INPUT MATERIAL –
--*--

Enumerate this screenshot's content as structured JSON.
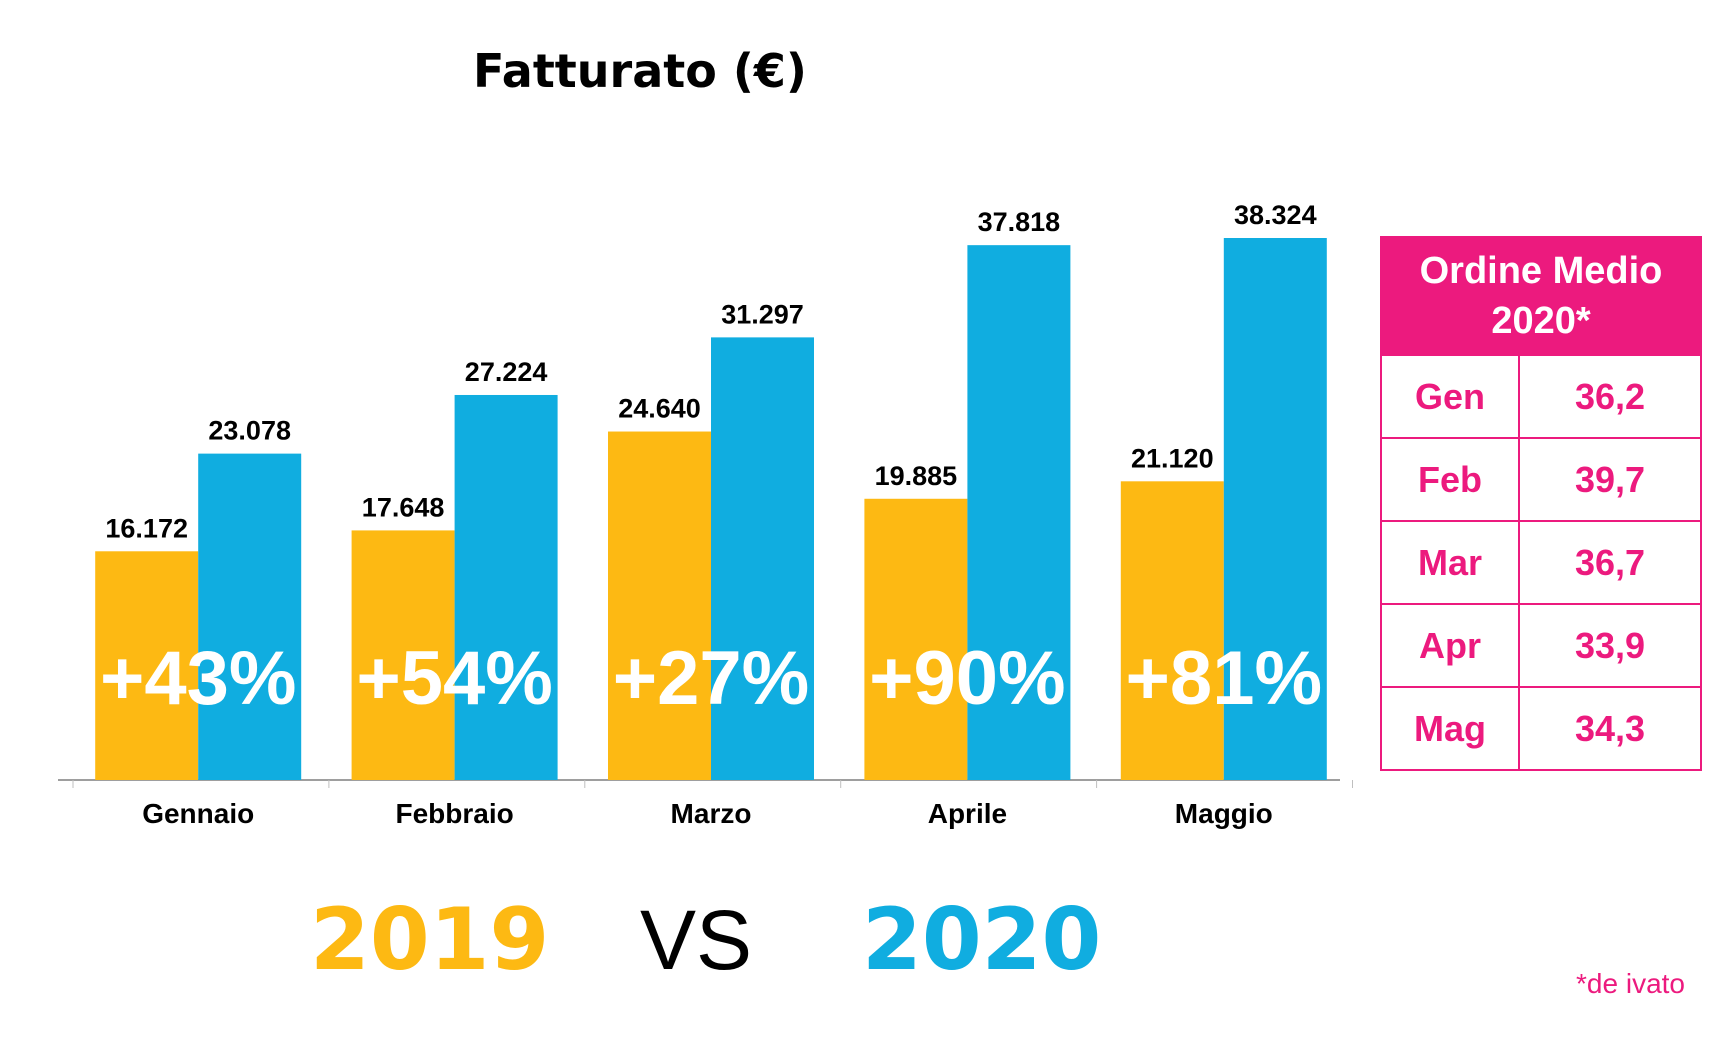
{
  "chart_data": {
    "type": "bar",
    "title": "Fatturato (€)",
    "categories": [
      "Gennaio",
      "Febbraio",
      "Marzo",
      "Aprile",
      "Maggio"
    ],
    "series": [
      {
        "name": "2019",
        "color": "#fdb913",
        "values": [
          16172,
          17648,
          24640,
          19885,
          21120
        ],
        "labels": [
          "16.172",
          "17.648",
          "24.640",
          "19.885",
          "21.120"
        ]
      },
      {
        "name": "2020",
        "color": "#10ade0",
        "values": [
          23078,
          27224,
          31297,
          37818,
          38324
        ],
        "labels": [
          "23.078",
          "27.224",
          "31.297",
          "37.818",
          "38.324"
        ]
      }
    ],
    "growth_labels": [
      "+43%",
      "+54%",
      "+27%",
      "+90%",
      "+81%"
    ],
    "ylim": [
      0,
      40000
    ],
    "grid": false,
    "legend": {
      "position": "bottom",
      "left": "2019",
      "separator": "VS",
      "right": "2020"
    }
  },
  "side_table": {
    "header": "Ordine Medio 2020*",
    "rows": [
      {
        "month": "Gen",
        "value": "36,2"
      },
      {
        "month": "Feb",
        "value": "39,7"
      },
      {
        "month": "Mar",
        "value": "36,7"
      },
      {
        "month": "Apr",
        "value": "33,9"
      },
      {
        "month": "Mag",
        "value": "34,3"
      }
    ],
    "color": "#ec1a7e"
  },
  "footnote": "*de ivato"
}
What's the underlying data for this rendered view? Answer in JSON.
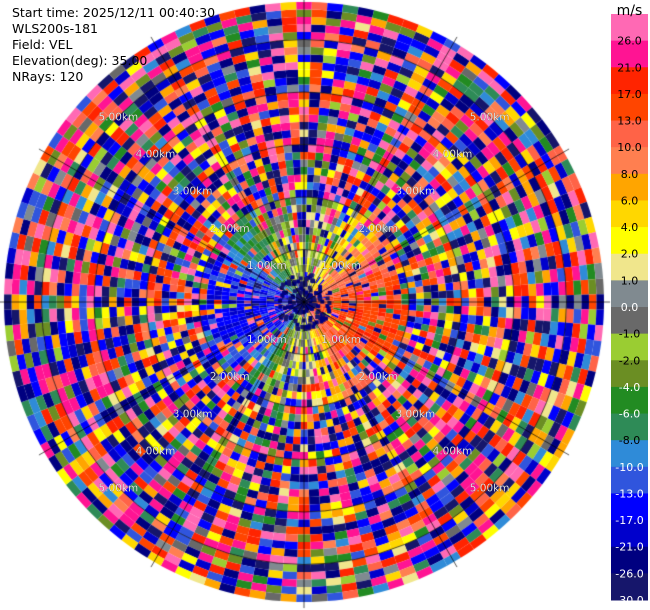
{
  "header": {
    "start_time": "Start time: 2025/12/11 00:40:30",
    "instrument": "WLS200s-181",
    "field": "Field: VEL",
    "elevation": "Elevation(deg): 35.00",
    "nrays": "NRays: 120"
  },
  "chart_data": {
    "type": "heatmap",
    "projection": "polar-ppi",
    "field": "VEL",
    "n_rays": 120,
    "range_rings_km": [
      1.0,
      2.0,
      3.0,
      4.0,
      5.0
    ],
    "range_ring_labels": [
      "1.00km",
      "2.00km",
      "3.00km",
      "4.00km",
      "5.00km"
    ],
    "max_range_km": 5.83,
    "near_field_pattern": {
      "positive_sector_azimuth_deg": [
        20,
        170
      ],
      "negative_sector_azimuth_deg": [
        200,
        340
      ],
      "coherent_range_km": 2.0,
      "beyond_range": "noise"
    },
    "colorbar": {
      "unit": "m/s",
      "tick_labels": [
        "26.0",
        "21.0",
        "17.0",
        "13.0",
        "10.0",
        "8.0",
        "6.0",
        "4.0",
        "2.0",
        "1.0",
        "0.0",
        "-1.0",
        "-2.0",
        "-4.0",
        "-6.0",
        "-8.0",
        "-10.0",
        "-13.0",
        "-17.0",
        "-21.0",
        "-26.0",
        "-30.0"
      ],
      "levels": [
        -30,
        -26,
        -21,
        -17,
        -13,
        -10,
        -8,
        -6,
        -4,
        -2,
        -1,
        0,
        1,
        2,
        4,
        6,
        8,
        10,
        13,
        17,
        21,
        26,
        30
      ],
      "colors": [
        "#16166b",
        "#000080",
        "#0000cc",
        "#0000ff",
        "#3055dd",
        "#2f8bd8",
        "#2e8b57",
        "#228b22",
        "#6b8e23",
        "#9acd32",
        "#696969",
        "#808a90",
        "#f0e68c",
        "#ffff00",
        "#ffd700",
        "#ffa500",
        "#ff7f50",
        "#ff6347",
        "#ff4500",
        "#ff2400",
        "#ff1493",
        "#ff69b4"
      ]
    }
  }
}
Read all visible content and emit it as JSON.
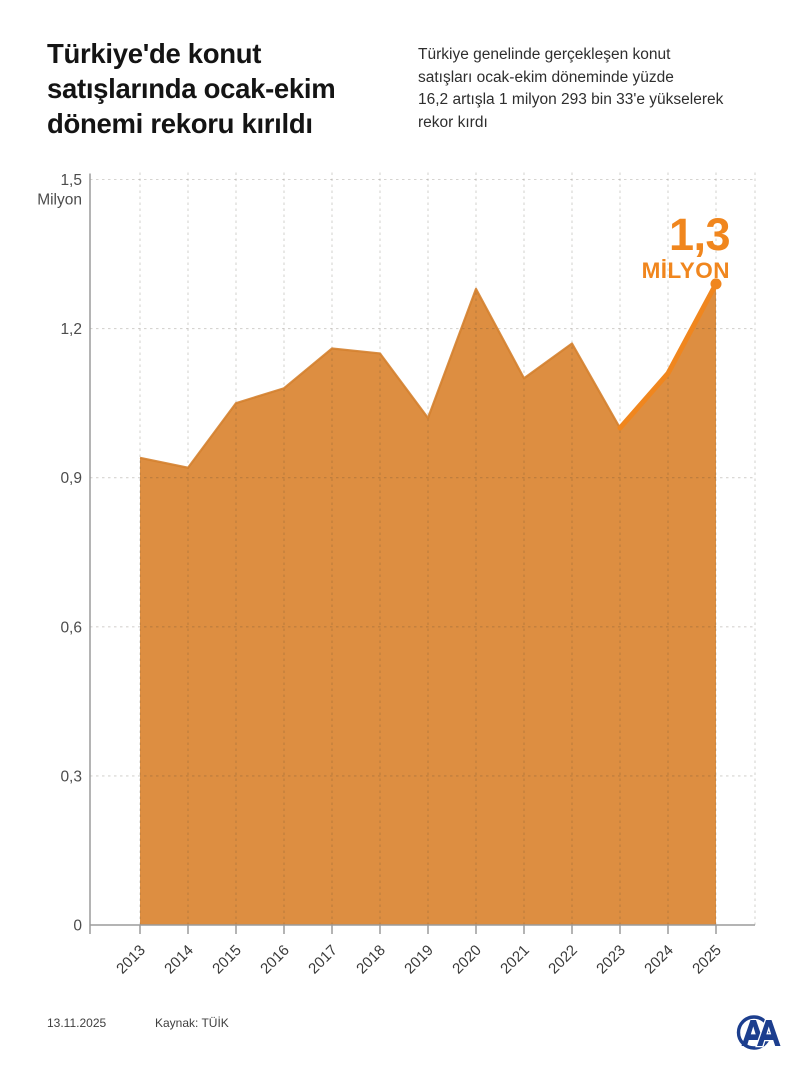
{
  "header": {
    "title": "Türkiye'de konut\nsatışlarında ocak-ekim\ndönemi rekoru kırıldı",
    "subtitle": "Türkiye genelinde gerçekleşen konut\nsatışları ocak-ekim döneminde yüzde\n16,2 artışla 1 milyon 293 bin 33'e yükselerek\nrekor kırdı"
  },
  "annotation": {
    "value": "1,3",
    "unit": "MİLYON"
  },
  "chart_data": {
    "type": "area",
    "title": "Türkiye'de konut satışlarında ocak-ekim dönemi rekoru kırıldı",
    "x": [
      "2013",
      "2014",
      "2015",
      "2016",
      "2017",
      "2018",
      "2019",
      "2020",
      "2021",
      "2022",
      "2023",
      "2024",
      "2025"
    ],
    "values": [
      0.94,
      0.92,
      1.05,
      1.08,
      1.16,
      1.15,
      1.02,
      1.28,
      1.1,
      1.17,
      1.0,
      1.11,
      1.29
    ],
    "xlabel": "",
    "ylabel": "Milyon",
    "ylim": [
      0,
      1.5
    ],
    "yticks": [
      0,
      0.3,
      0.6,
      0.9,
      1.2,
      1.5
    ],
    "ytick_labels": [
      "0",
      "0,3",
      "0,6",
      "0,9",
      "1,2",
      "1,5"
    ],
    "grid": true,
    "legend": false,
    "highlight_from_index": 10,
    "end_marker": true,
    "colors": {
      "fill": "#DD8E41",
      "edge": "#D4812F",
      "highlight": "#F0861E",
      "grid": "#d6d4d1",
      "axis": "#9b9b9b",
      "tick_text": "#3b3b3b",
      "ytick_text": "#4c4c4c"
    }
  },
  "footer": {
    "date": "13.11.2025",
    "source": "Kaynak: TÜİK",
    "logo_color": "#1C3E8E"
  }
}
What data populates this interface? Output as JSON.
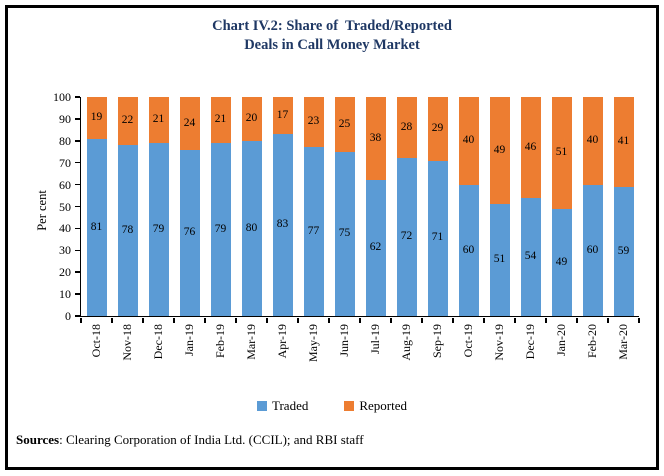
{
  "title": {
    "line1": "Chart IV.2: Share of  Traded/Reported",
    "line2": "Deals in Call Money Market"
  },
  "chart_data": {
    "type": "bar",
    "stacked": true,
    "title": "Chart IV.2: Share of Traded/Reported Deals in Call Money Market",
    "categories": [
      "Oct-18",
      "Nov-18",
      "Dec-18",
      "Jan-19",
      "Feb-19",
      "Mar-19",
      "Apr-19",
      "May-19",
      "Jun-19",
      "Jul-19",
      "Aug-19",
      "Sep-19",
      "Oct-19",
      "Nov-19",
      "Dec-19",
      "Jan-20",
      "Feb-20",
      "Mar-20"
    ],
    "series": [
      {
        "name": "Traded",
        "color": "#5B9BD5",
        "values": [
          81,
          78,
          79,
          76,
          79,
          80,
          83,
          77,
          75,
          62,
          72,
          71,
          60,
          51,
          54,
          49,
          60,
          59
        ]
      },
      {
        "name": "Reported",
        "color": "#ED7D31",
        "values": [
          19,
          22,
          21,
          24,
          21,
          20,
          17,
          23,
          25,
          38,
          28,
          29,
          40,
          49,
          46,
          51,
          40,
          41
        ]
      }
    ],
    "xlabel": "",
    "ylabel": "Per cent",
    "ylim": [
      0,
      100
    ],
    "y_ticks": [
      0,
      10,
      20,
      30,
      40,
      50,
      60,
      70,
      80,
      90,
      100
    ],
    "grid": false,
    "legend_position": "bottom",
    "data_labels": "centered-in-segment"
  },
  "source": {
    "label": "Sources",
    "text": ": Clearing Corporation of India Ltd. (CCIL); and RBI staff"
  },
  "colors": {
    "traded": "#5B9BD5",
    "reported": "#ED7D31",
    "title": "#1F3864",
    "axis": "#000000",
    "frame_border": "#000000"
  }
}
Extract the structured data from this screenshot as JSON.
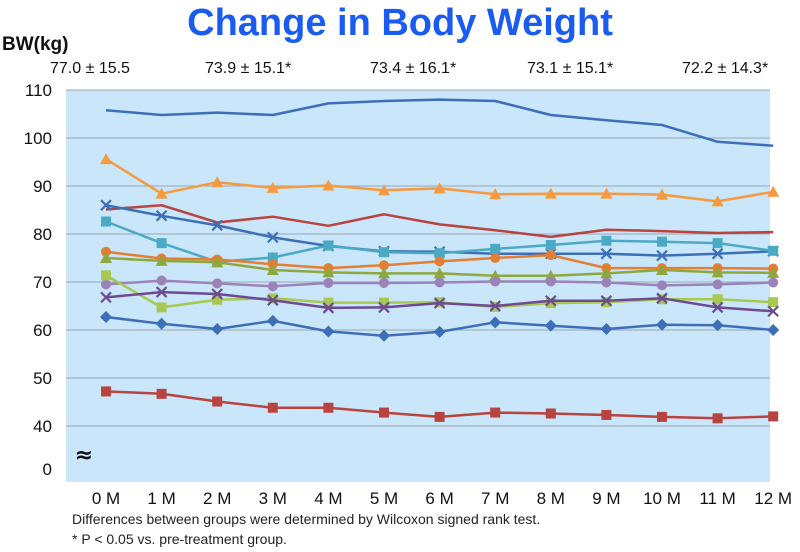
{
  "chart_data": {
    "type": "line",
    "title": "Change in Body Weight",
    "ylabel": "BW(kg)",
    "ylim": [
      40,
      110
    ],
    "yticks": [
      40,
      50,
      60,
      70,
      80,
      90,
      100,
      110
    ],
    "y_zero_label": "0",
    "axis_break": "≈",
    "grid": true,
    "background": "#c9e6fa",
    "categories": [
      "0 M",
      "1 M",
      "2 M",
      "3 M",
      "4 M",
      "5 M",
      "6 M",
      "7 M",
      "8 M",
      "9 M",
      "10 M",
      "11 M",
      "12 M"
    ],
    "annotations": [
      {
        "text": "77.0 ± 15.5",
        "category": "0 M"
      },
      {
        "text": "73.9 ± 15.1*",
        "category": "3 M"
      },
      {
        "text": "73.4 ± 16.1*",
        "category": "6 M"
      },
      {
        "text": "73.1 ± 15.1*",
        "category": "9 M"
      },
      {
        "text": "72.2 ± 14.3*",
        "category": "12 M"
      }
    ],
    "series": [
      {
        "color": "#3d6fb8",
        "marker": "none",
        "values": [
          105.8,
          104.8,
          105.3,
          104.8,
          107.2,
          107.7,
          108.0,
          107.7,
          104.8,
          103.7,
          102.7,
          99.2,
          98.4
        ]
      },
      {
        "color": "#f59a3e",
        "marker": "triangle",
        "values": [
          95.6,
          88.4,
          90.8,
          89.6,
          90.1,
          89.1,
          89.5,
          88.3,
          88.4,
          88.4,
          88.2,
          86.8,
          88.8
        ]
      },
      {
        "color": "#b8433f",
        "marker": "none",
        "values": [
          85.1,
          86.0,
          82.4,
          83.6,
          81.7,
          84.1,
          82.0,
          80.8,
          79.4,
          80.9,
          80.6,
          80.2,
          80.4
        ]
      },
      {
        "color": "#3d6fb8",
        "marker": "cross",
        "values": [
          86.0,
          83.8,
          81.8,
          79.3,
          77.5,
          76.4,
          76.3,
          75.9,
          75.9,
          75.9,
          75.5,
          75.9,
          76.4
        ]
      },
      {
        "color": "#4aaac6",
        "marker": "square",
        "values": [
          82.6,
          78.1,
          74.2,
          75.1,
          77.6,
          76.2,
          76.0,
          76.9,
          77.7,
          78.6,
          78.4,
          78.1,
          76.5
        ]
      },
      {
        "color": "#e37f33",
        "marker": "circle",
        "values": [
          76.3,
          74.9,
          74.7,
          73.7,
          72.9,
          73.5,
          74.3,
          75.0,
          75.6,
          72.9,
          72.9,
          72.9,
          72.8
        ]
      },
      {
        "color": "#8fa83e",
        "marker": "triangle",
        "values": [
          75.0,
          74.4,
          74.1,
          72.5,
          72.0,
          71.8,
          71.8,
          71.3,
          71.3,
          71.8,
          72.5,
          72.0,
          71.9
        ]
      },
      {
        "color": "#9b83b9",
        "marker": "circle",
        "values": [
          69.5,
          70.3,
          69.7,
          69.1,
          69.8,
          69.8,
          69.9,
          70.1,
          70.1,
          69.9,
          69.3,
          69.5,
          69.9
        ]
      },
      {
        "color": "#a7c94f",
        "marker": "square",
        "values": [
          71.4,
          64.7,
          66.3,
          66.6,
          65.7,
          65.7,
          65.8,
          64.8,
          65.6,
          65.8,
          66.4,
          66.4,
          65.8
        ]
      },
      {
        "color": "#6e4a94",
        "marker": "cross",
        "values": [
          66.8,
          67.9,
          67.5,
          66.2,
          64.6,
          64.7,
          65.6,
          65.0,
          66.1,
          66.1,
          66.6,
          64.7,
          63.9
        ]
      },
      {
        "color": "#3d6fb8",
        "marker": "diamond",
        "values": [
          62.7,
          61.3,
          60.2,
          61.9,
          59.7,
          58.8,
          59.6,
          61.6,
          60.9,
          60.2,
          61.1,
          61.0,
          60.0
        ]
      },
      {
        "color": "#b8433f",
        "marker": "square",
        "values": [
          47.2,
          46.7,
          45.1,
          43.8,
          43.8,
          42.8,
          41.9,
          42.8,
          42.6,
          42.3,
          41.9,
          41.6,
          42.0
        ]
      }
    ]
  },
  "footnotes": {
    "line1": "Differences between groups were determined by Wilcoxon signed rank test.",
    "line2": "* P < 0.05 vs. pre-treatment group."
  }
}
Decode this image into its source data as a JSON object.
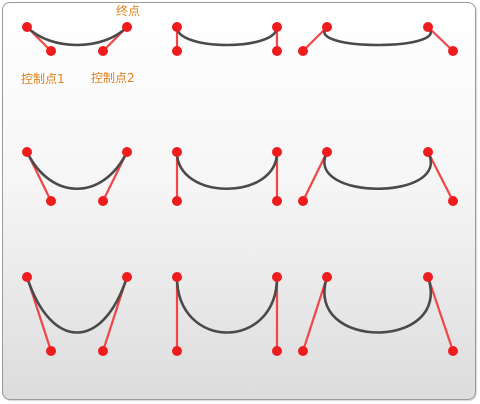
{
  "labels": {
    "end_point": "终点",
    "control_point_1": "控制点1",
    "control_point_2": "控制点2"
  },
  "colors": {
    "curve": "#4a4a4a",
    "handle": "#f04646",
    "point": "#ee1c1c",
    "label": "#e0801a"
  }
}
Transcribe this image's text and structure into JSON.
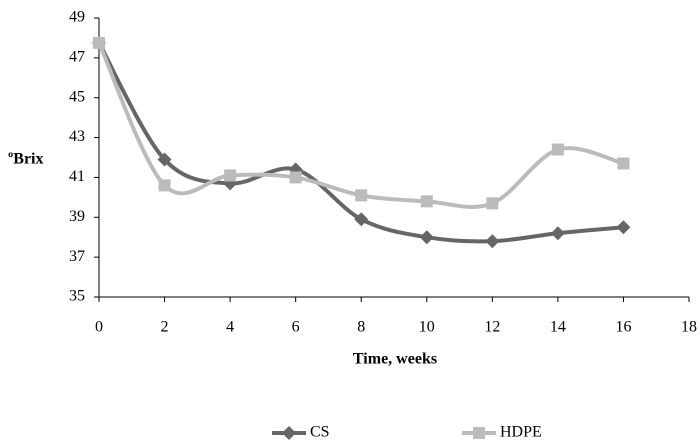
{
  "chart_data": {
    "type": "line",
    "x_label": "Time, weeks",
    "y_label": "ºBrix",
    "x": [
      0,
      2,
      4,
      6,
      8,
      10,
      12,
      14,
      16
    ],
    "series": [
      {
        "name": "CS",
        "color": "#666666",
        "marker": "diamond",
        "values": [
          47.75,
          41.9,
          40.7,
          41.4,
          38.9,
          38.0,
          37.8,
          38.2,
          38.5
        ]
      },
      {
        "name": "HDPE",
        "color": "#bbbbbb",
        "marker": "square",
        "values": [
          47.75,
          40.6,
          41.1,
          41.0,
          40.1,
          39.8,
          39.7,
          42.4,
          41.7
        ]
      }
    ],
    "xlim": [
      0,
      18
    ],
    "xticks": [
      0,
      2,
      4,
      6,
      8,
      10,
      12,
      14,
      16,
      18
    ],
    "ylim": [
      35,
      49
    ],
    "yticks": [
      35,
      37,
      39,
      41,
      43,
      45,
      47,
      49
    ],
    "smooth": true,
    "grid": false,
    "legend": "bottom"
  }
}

--*--

DIRECTIONS – Show, from the material above, each line that includes the string "structured".

RESULT FOR THIS EXERCISE –
Enumerate this screenshot's content as structured JSON.
Extract the structured data from this screenshot as JSON.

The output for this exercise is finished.